> [Written request]:
Search the records for "image" and copy each line that holds it.

> [Exercise input]:
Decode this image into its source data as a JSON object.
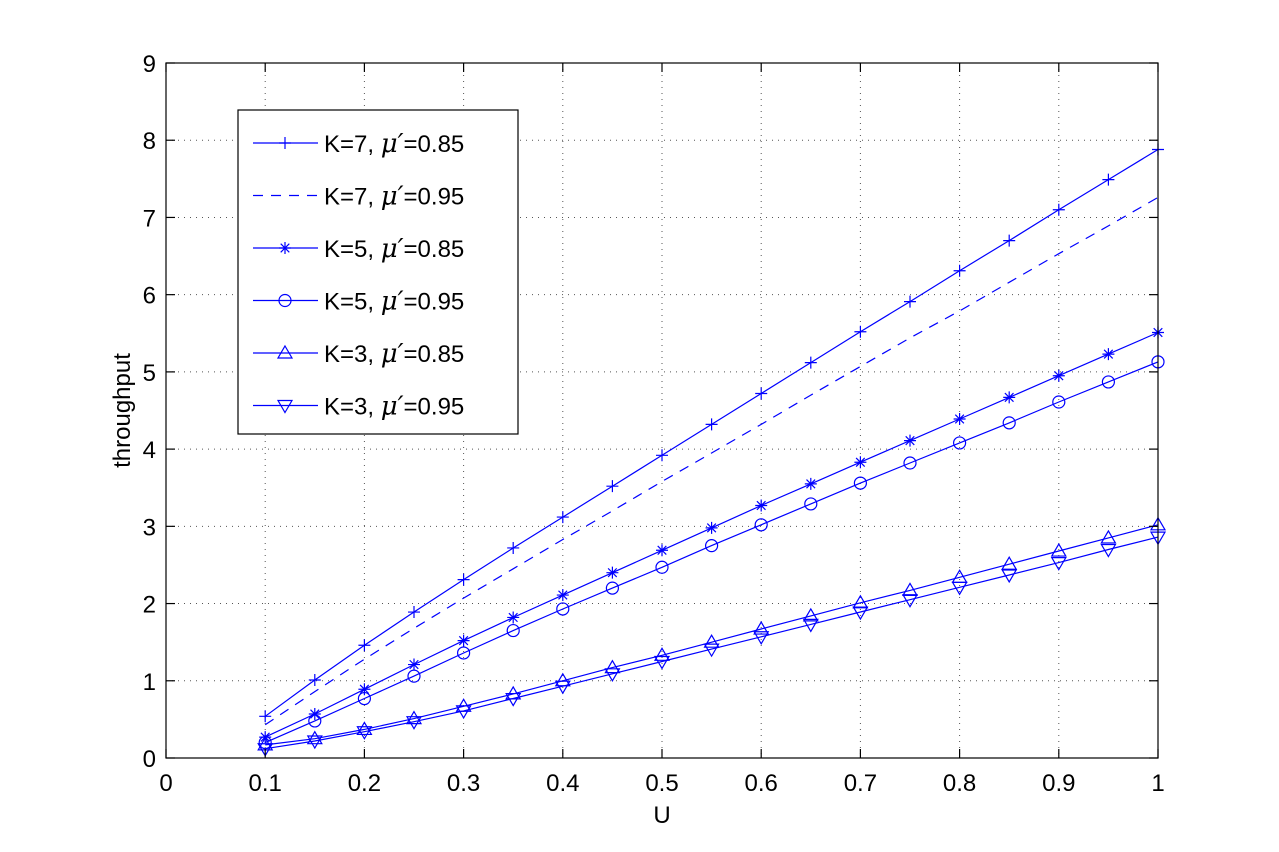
{
  "chart_data": {
    "type": "line",
    "title": "",
    "xlabel": "U",
    "ylabel": "throughput",
    "xlim": [
      0,
      1
    ],
    "ylim": [
      0,
      9
    ],
    "xticks": [
      0,
      0.1,
      0.2,
      0.3,
      0.4,
      0.5,
      0.6,
      0.7,
      0.8,
      0.9,
      1
    ],
    "xtick_labels": [
      "0",
      "0.1",
      "0.2",
      "0.3",
      "0.4",
      "0.5",
      "0.6",
      "0.7",
      "0.8",
      "0.9",
      "1"
    ],
    "yticks": [
      0,
      1,
      2,
      3,
      4,
      5,
      6,
      7,
      8,
      9
    ],
    "ytick_labels": [
      "0",
      "1",
      "2",
      "3",
      "4",
      "5",
      "6",
      "7",
      "8",
      "9"
    ],
    "grid": true,
    "grid_style": "dotted",
    "legend_position": "top-left",
    "color": "#0000ff",
    "x": [
      0.1,
      0.15,
      0.2,
      0.25,
      0.3,
      0.35,
      0.4,
      0.45,
      0.5,
      0.55,
      0.6,
      0.65,
      0.7,
      0.75,
      0.8,
      0.85,
      0.9,
      0.95,
      1.0
    ],
    "series": [
      {
        "name": "K=7, μ′=0.85",
        "label_prefix": "K=7, ",
        "label_suffix": "=0.85",
        "marker": "plus",
        "linestyle": "solid",
        "values": [
          0.54,
          1.01,
          1.46,
          1.89,
          2.31,
          2.72,
          3.12,
          3.52,
          3.92,
          4.32,
          4.72,
          5.12,
          5.52,
          5.91,
          6.31,
          6.7,
          7.1,
          7.49,
          7.88
        ]
      },
      {
        "name": "K=7, μ′=0.95",
        "label_prefix": "K=7, ",
        "label_suffix": "=0.95",
        "marker": "none",
        "linestyle": "dashed",
        "values": [
          0.43,
          0.86,
          1.28,
          1.68,
          2.07,
          2.45,
          2.83,
          3.2,
          3.58,
          3.95,
          4.32,
          4.7,
          5.07,
          5.44,
          5.79,
          6.16,
          6.53,
          6.89,
          7.26
        ]
      },
      {
        "name": "K=5, μ′=0.85",
        "label_prefix": "K=5, ",
        "label_suffix": "=0.85",
        "marker": "star",
        "linestyle": "solid",
        "values": [
          0.27,
          0.57,
          0.89,
          1.21,
          1.52,
          1.82,
          2.11,
          2.4,
          2.69,
          2.98,
          3.27,
          3.55,
          3.83,
          4.11,
          4.39,
          4.67,
          4.95,
          5.23,
          5.51
        ]
      },
      {
        "name": "K=5, μ′=0.95",
        "label_prefix": "K=5, ",
        "label_suffix": "=0.95",
        "marker": "circle",
        "linestyle": "solid",
        "values": [
          0.2,
          0.48,
          0.77,
          1.06,
          1.36,
          1.65,
          1.93,
          2.2,
          2.47,
          2.75,
          3.02,
          3.29,
          3.56,
          3.82,
          4.08,
          4.34,
          4.61,
          4.87,
          5.13
        ]
      },
      {
        "name": "K=3, μ′=0.85",
        "label_prefix": "K=3, ",
        "label_suffix": "=0.85",
        "marker": "triangle-up",
        "linestyle": "solid",
        "values": [
          0.17,
          0.25,
          0.37,
          0.51,
          0.67,
          0.83,
          1.0,
          1.17,
          1.33,
          1.5,
          1.67,
          1.84,
          2.01,
          2.17,
          2.34,
          2.51,
          2.68,
          2.85,
          3.02
        ]
      },
      {
        "name": "K=3, μ′=0.95",
        "label_prefix": "K=3, ",
        "label_suffix": "=0.95",
        "marker": "triangle-down",
        "linestyle": "solid",
        "values": [
          0.12,
          0.22,
          0.34,
          0.47,
          0.61,
          0.77,
          0.93,
          1.09,
          1.25,
          1.41,
          1.57,
          1.73,
          1.89,
          2.05,
          2.21,
          2.37,
          2.53,
          2.7,
          2.86
        ]
      }
    ]
  }
}
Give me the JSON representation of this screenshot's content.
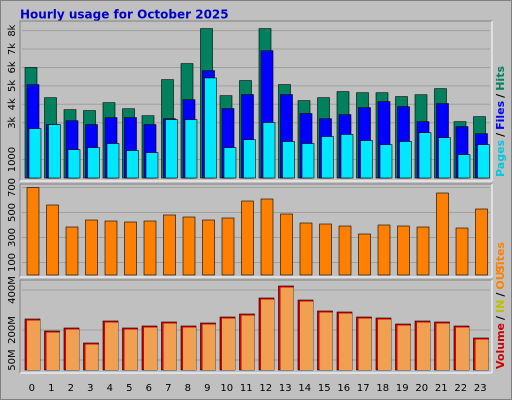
{
  "chart_data": {
    "type": "bar",
    "title": "Hourly usage for October 2025",
    "categories": [
      "0",
      "1",
      "2",
      "3",
      "4",
      "5",
      "6",
      "7",
      "8",
      "9",
      "10",
      "11",
      "12",
      "13",
      "14",
      "15",
      "16",
      "17",
      "18",
      "19",
      "20",
      "21",
      "22",
      "23"
    ],
    "legend_separator": "/",
    "panels": [
      {
        "ylim": [
          0,
          8250
        ],
        "yticks": [
          {
            "value": 1000,
            "label": "1000"
          },
          {
            "value": 3000,
            "label": "3k"
          },
          {
            "value": 4000,
            "label": "4k"
          },
          {
            "value": 5000,
            "label": "5k"
          },
          {
            "value": 6000,
            "label": "6k"
          },
          {
            "value": 7000,
            "label": "7k"
          },
          {
            "value": 8000,
            "label": "8k"
          }
        ],
        "legend": [
          {
            "text": "Pages",
            "color": "#00c8e0"
          },
          {
            "text": "Files",
            "color": "#0000ff"
          },
          {
            "text": "Hits",
            "color": "#00805c"
          }
        ],
        "series": [
          {
            "color": "#00805c",
            "values": [
              6000,
              4360,
              3710,
              3660,
              4090,
              3760,
              3380,
              5340,
              6210,
              8110,
              4470,
              5290,
              8110,
              5070,
              4200,
              4360,
              4690,
              4630,
              4630,
              4420,
              4520,
              4850,
              3060,
              3330
            ]
          },
          {
            "color": "#0000ff",
            "values": [
              5070,
              2900,
              3110,
              2900,
              3280,
              3280,
              2900,
              3220,
              4250,
              5830,
              3770,
              4530,
              6910,
              4530,
              3500,
              3220,
              3440,
              3820,
              4150,
              3870,
              3060,
              4040,
              2790,
              2410
            ]
          },
          {
            "color": "#00e8ff",
            "values": [
              2680,
              2900,
              1540,
              1650,
              1870,
              1490,
              1380,
              3170,
              3170,
              5430,
              1650,
              2080,
              3010,
              1980,
              1870,
              2250,
              2360,
              2030,
              1810,
              1980,
              2460,
              2190,
              1270,
              1810
            ]
          }
        ]
      },
      {
        "ylim": [
          0,
          712
        ],
        "yticks": [
          100,
          300,
          500,
          700
        ],
        "legend": [
          {
            "text": "Sites",
            "color": "#ff8000"
          }
        ],
        "series": [
          {
            "color": "#ff8000",
            "values": [
              700,
              560,
              384,
              440,
              432,
              424,
              432,
              480,
              464,
              440,
              456,
              592,
              608,
              488,
              416,
              408,
              392,
              328,
              400,
              392,
              384,
              656,
              376,
              528
            ]
          }
        ]
      },
      {
        "ylim": [
          0,
          440
        ],
        "yticks": [
          {
            "value": 50,
            "label": "50M"
          },
          {
            "value": 200,
            "label": "200M"
          },
          {
            "value": 400,
            "label": "400M"
          }
        ],
        "legend": [
          {
            "text": "Volume",
            "color": "#cc0000"
          },
          {
            "text": "IN",
            "color": "#c0c000"
          },
          {
            "text": "OUT",
            "color": "#ff8000"
          }
        ],
        "series": [
          {
            "color": "#dd0000",
            "inner_color": "#f0a050",
            "values": [
              255,
              195,
              210,
              135,
              245,
              210,
              220,
              240,
              220,
              235,
              265,
              280,
              360,
              420,
              350,
              295,
              290,
              265,
              260,
              230,
              245,
              240,
              220,
              160
            ]
          }
        ]
      }
    ]
  }
}
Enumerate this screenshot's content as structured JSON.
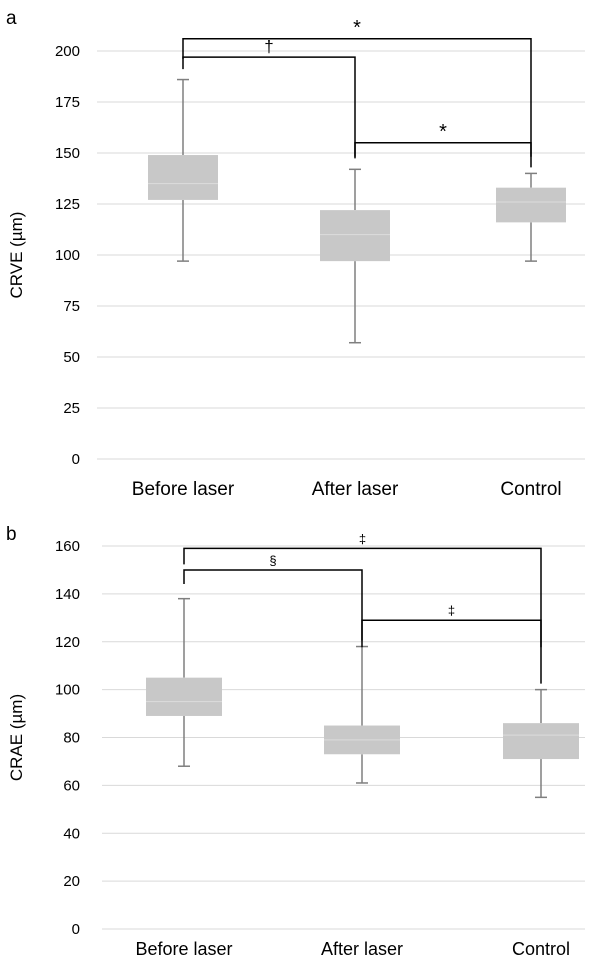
{
  "colors": {
    "box": "#c8c8c8",
    "median": "#dcdcdc",
    "whisker": "#7f7f7f",
    "grid": "#d9d9d9",
    "bracket": "#000000",
    "text": "#000000"
  },
  "chart_data": [
    {
      "panel_label": "a",
      "type": "boxplot",
      "ylabel": "CRVE (µm)",
      "ylim": [
        0,
        200
      ],
      "yticks": [
        0,
        25,
        50,
        75,
        100,
        125,
        150,
        175,
        200
      ],
      "grid": true,
      "categories": [
        "Before laser",
        "After laser",
        "Control"
      ],
      "boxes": [
        {
          "min": 97,
          "q1": 127,
          "median": 135,
          "q3": 149,
          "max": 186
        },
        {
          "min": 57,
          "q1": 97,
          "median": 110,
          "q3": 122,
          "max": 142
        },
        {
          "min": 97,
          "q1": 116,
          "median": 126,
          "q3": 133,
          "max": 140
        }
      ],
      "brackets": [
        {
          "from": 0,
          "to": 2,
          "level": 206,
          "label": "*"
        },
        {
          "from": 0,
          "to": 1,
          "level": 197,
          "label": "†"
        },
        {
          "from": 1,
          "to": 2,
          "level": 155,
          "label": "*"
        }
      ]
    },
    {
      "panel_label": "b",
      "type": "boxplot",
      "ylabel": "CRAE (µm)",
      "ylim": [
        0,
        160
      ],
      "yticks": [
        0,
        20,
        40,
        60,
        80,
        100,
        120,
        140,
        160
      ],
      "grid": true,
      "categories": [
        "Before laser",
        "After laser",
        "Control"
      ],
      "boxes": [
        {
          "min": 68,
          "q1": 89,
          "median": 95,
          "q3": 105,
          "max": 138
        },
        {
          "min": 61,
          "q1": 73,
          "median": 79,
          "q3": 85,
          "max": 118
        },
        {
          "min": 55,
          "q1": 71,
          "median": 81,
          "q3": 86,
          "max": 100
        }
      ],
      "brackets": [
        {
          "from": 0,
          "to": 2,
          "level": 159,
          "label": "‡"
        },
        {
          "from": 0,
          "to": 1,
          "level": 150,
          "label": "§"
        },
        {
          "from": 1,
          "to": 2,
          "level": 129,
          "label": "‡"
        }
      ]
    }
  ]
}
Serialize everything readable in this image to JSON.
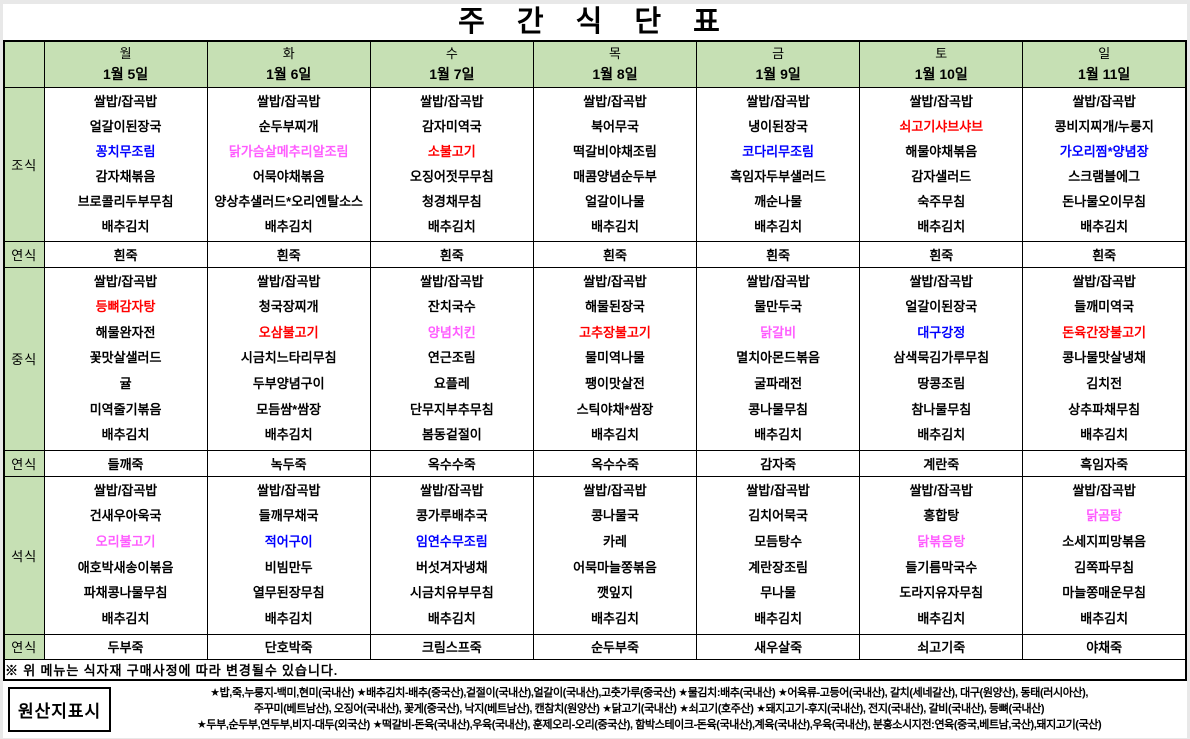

> [Finished task]:
Decode this image into its source data as a JSON object.
Serialize everything readable in this image to JSON.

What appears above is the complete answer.